Report the count of lines below that include "about", without any other text.

---

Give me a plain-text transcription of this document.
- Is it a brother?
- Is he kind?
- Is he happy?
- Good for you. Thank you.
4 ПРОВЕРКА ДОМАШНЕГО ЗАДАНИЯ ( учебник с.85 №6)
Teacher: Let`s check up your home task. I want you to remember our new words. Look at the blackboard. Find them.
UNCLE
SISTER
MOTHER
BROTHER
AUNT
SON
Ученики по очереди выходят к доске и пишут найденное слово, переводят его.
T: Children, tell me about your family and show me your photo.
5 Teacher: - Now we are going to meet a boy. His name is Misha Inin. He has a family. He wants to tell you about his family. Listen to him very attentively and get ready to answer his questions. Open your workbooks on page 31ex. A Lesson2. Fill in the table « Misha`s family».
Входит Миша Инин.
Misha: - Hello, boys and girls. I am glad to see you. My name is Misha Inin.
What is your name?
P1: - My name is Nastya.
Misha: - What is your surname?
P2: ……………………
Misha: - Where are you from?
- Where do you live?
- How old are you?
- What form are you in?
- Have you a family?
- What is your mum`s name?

---

*The output*.
2